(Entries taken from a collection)
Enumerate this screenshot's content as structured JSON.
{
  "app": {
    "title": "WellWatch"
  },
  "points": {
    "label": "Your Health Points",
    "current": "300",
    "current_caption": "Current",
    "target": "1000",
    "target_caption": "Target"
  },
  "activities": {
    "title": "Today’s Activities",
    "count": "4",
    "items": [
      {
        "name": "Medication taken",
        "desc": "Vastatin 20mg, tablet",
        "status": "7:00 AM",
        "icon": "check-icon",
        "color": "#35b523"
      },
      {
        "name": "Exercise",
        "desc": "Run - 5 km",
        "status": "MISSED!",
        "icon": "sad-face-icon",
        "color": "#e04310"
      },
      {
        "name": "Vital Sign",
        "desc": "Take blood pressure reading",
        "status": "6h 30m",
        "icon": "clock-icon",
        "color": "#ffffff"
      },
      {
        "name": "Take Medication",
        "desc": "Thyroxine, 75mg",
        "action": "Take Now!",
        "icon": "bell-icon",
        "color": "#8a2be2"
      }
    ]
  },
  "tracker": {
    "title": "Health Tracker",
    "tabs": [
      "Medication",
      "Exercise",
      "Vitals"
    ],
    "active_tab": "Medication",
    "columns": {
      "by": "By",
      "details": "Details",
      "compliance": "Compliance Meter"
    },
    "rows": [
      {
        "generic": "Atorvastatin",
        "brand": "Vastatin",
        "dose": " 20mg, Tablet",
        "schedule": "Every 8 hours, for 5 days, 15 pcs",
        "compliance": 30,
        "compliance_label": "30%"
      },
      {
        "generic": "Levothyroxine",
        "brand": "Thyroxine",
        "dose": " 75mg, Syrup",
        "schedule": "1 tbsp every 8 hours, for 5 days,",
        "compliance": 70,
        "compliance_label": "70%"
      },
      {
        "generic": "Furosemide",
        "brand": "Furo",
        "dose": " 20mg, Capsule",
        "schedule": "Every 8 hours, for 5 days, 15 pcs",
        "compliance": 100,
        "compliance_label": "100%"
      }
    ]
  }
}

Do this - Each line holding "title" must be found and copied.

Task result -
    "title": "WellWatch"
    "title": "Today’s Activities",
    "title": "Health Tracker",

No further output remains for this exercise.